* GIVEN ENTRIES:

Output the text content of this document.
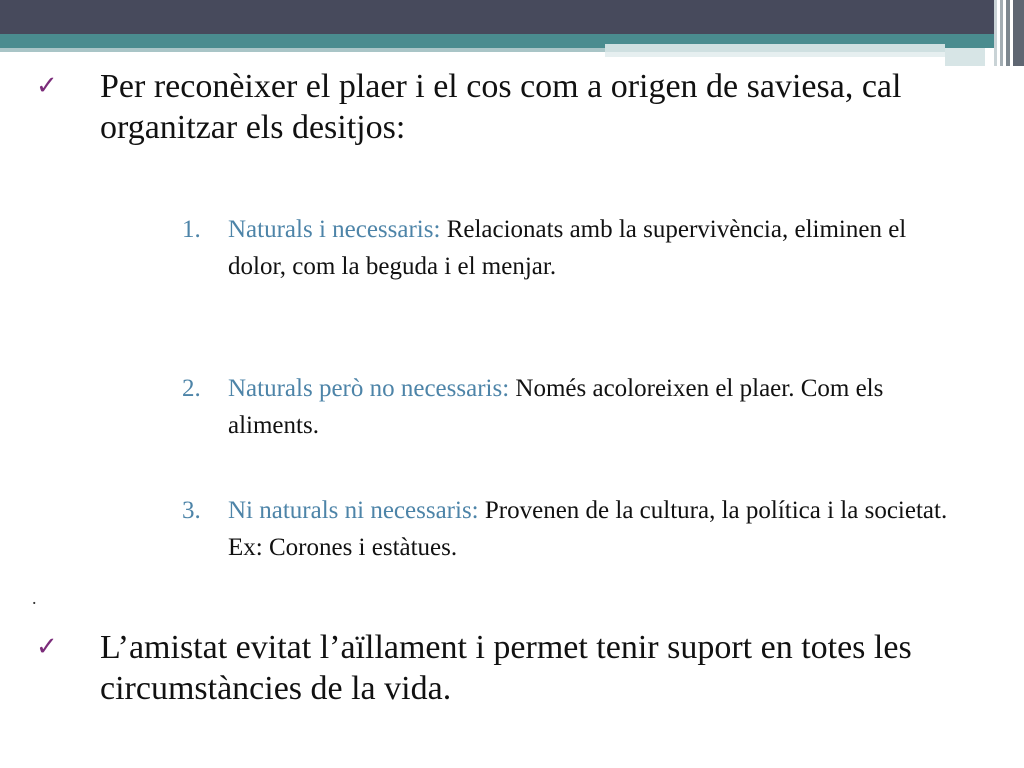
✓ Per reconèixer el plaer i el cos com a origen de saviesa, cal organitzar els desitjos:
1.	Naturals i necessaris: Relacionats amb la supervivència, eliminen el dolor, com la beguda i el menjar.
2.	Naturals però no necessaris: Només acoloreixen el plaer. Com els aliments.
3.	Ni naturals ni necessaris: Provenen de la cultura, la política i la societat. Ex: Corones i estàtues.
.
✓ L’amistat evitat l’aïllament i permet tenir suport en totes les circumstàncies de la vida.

* TASK PROMPT: Pick out each line that holds the string "plaer".

* TASK ANSWER:
✓ Per reconèixer el plaer i el cos com a origen de saviesa, cal organitzar els desitjos:
2.	Naturals però no necessaris: Només acoloreixen el plaer. Com els aliments.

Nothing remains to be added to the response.